WHAT IS NEEDED -
Below are some entries. Output each one exactly as it appears.

╭─ MATERIAL SUPPLIED

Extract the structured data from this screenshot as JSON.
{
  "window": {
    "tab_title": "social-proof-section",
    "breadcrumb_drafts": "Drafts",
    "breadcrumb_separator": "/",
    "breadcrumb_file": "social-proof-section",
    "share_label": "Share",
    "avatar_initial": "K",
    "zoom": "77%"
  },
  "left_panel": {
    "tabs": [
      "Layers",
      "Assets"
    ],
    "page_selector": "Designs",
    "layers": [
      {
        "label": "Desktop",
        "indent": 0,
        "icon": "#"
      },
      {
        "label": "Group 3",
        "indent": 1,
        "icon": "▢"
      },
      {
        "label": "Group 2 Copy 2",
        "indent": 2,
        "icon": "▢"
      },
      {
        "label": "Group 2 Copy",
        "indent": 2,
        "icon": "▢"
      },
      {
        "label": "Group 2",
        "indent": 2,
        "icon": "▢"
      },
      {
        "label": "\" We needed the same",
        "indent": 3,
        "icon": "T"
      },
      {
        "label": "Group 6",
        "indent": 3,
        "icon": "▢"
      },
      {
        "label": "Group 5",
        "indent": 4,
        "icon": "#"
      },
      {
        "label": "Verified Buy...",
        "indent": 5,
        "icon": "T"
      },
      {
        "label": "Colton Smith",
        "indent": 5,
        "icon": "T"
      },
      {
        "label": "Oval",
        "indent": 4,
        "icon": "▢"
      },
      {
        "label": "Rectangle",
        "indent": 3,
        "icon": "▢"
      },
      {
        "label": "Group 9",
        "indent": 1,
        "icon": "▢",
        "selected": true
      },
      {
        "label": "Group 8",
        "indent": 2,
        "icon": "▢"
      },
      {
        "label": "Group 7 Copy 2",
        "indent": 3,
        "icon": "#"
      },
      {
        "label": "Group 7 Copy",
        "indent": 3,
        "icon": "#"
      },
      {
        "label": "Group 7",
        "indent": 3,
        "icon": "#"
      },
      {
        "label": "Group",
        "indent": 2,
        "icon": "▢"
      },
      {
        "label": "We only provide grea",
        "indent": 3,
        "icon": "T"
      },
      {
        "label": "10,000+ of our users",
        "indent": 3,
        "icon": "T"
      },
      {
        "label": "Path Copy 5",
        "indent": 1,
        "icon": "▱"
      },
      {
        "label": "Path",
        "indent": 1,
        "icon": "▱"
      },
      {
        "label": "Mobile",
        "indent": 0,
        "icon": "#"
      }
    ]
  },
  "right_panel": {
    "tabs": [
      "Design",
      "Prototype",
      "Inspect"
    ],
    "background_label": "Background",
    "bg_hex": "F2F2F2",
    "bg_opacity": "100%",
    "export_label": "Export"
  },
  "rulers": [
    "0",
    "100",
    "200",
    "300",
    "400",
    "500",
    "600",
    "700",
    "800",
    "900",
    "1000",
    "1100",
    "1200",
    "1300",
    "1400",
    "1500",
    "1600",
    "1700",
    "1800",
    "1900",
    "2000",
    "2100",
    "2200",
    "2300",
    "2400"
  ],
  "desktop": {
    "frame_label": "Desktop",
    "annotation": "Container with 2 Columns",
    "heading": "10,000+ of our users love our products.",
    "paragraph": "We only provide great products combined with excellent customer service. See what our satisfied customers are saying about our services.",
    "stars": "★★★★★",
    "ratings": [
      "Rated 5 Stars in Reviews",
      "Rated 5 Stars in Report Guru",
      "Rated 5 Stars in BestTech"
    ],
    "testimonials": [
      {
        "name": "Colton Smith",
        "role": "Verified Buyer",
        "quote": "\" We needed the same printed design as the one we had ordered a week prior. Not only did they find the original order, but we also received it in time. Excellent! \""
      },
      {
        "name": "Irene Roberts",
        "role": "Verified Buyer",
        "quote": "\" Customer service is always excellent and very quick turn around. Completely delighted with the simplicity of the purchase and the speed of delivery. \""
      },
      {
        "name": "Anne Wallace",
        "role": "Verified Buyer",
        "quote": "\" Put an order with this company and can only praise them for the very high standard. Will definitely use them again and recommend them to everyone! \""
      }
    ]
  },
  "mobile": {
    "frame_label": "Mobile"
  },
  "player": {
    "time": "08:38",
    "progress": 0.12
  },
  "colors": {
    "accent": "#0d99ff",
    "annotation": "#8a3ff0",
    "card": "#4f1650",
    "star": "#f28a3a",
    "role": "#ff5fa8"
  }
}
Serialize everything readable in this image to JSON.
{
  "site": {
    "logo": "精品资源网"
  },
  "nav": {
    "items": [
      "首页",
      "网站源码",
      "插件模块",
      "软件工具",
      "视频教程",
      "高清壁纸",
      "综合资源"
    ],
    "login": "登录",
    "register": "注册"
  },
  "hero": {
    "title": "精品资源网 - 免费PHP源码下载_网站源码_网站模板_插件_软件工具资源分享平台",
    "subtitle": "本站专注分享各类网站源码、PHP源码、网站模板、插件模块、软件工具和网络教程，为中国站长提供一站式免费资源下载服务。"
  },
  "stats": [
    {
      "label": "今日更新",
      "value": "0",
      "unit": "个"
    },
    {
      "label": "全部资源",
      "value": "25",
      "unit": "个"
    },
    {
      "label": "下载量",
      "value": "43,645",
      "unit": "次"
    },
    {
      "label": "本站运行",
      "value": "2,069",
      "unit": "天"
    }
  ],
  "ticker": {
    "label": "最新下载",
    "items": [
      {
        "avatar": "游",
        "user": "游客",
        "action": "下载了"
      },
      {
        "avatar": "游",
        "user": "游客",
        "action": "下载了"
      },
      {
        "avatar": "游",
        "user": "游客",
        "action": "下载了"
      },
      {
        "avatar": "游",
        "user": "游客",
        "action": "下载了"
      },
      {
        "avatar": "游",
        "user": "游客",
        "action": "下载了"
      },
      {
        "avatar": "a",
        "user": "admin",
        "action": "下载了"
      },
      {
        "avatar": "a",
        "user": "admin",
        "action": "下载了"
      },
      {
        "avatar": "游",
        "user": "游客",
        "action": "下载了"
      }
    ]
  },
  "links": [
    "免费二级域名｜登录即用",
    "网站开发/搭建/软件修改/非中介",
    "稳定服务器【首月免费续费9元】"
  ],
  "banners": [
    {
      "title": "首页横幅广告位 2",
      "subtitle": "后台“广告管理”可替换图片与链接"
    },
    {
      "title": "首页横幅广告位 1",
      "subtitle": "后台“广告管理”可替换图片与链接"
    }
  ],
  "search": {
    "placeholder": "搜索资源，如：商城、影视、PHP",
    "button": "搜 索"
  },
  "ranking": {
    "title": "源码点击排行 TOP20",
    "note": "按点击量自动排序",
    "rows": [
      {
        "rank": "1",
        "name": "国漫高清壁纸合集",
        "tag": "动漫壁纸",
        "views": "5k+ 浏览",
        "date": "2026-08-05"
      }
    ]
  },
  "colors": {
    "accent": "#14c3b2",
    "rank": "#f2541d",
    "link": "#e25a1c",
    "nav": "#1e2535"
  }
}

╰─

RESULT OF THIS TASK -
Extract the structured data from this screenshot as JSON.
{
  "window": {
    "tab_title": "social-proof-section",
    "breadcrumb_drafts": "Drafts",
    "breadcrumb_separator": "/",
    "breadcrumb_file": "social-proof-section",
    "share_label": "Share",
    "avatar_initial": "K",
    "zoom": "77%"
  },
  "left_panel": {
    "tabs": [
      "Layers",
      "Assets"
    ],
    "page_selector": "Designs",
    "layers": [
      {
        "label": "Desktop",
        "indent": 0,
        "icon": "#"
      },
      {
        "label": "Group 3",
        "indent": 1,
        "icon": "▢"
      },
      {
        "label": "Group 2 Copy 2",
        "indent": 2,
        "icon": "▢"
      },
      {
        "label": "Group 2 Copy",
        "indent": 2,
        "icon": "▢"
      },
      {
        "label": "Group 2",
        "indent": 2,
        "icon": "▢"
      },
      {
        "label": "\" We needed the same",
        "indent": 3,
        "icon": "T"
      },
      {
        "label": "Group 6",
        "indent": 3,
        "icon": "▢"
      },
      {
        "label": "Group 5",
        "indent": 4,
        "icon": "#"
      },
      {
        "label": "Verified Buy...",
        "indent": 5,
        "icon": "T"
      },
      {
        "label": "Colton Smith",
        "indent": 5,
        "icon": "T"
      },
      {
        "label": "Oval",
        "indent": 4,
        "icon": "▢"
      },
      {
        "label": "Rectangle",
        "indent": 3,
        "icon": "▢"
      },
      {
        "label": "Group 9",
        "indent": 1,
        "icon": "▢",
        "selected": true
      },
      {
        "label": "Group 8",
        "indent": 2,
        "icon": "▢"
      },
      {
        "label": "Group 7 Copy 2",
        "indent": 3,
        "icon": "#"
      },
      {
        "label": "Group 7 Copy",
        "indent": 3,
        "icon": "#"
      },
      {
        "label": "Group 7",
        "indent": 3,
        "icon": "#"
      },
      {
        "label": "Group",
        "indent": 2,
        "icon": "▢"
      },
      {
        "label": "We only provide grea",
        "indent": 3,
        "icon": "T"
      },
      {
        "label": "10,000+ of our users",
        "indent": 3,
        "icon": "T"
      },
      {
        "label": "Path Copy 5",
        "indent": 1,
        "icon": "▱"
      },
      {
        "label": "Path",
        "indent": 1,
        "icon": "▱"
      },
      {
        "label": "Mobile",
        "indent": 0,
        "icon": "#"
      }
    ]
  },
  "right_panel": {
    "tabs": [
      "Design",
      "Prototype",
      "Inspect"
    ],
    "background_label": "Background",
    "bg_hex": "F2F2F2",
    "bg_opacity": "100%",
    "export_label": "Export"
  },
  "rulers": [
    "0",
    "100",
    "200",
    "300",
    "400",
    "500",
    "600",
    "700",
    "800",
    "900",
    "1000",
    "1100",
    "1200",
    "1300",
    "1400",
    "1500",
    "1600",
    "1700",
    "1800",
    "1900",
    "2000",
    "2100",
    "2200",
    "2300",
    "2400"
  ],
  "desktop": {
    "frame_label": "Desktop",
    "annotation": "Container with 2 Columns",
    "heading": "10,000+ of our users love our products.",
    "paragraph": "We only provide great products combined with excellent customer service. See what our satisfied customers are saying about our services.",
    "stars": "★★★★★",
    "ratings": [
      "Rated 5 Stars in Reviews",
      "Rated 5 Stars in Report Guru",
      "Rated 5 Stars in BestTech"
    ],
    "testimonials": [
      {
        "name": "Colton Smith",
        "role": "Verified Buyer",
        "quote": "\" We needed the same printed design as the one we had ordered a week prior. Not only did they find the original order, but we also received it in time. Excellent! \""
      },
      {
        "name": "Irene Roberts",
        "role": "Verified Buyer",
        "quote": "\" Customer service is always excellent and very quick turn around. Completely delighted with the simplicity of the purchase and the speed of delivery. \""
      },
      {
        "name": "Anne Wallace",
        "role": "Verified Buyer",
        "quote": "\" Put an order with this company and can only praise them for the very high standard. Will definitely use them again and recommend them to everyone! \""
      }
    ]
  },
  "mobile": {
    "frame_label": "Mobile"
  },
  "player": {
    "time": "08:38",
    "progress": 0.12
  },
  "colors": {
    "accent": "#0d99ff",
    "annotation": "#8a3ff0",
    "card": "#4f1650",
    "star": "#f28a3a",
    "role": "#ff5fa8"
  }
}
Serialize everything readable in this image to JSON.
{
  "site": {
    "logo": "精品资源网"
  },
  "nav": {
    "items": [
      "首页",
      "网站源码",
      "插件模块",
      "软件工具",
      "视频教程",
      "高清壁纸",
      "综合资源"
    ],
    "login": "登录",
    "register": "注册"
  },
  "hero": {
    "title": "精品资源网 - 免费PHP源码下载_网站源码_网站模板_插件_软件工具资源分享平台",
    "subtitle": "本站专注分享各类网站源码、PHP源码、网站模板、插件模块、软件工具和网络教程，为中国站长提供一站式免费资源下载服务。"
  },
  "stats": [
    {
      "label": "今日更新",
      "value": "0",
      "unit": "个"
    },
    {
      "label": "全部资源",
      "value": "25",
      "unit": "个"
    },
    {
      "label": "下载量",
      "value": "43,645",
      "unit": "次"
    },
    {
      "label": "本站运行",
      "value": "2,069",
      "unit": "天"
    }
  ],
  "ticker": {
    "label": "最新下载",
    "items": [
      {
        "avatar": "游",
        "user": "游客",
        "action": "下载了"
      },
      {
        "avatar": "游",
        "user": "游客",
        "action": "下载了"
      },
      {
        "avatar": "游",
        "user": "游客",
        "action": "下载了"
      },
      {
        "avatar": "游",
        "user": "游客",
        "action": "下载了"
      },
      {
        "avatar": "游",
        "user": "游客",
        "action": "下载了"
      },
      {
        "avatar": "a",
        "user": "admin",
        "action": "下载了"
      },
      {
        "avatar": "a",
        "user": "admin",
        "action": "下载了"
      },
      {
        "avatar": "游",
        "user": "游客",
        "action": "下载了"
      }
    ]
  },
  "links": [
    "免费二级域名｜登录即用",
    "网站开发/搭建/软件修改/非中介",
    "稳定服务器【首月免费续费9元】"
  ],
  "banners": [
    {
      "title": "首页横幅广告位 2",
      "subtitle": "后台“广告管理”可替换图片与链接"
    },
    {
      "title": "首页横幅广告位 1",
      "subtitle": "后台“广告管理”可替换图片与链接"
    }
  ],
  "search": {
    "placeholder": "搜索资源，如：商城、影视、PHP",
    "button": "搜 索"
  },
  "ranking": {
    "title": "源码点击排行 TOP20",
    "note": "按点击量自动排序",
    "rows": [
      {
        "rank": "1",
        "name": "国漫高清壁纸合集",
        "tag": "动漫壁纸",
        "views": "5k+ 浏览",
        "date": "2026-08-05"
      }
    ]
  },
  "colors": {
    "accent": "#14c3b2",
    "rank": "#f2541d",
    "link": "#e25a1c",
    "nav": "#1e2535"
  }
}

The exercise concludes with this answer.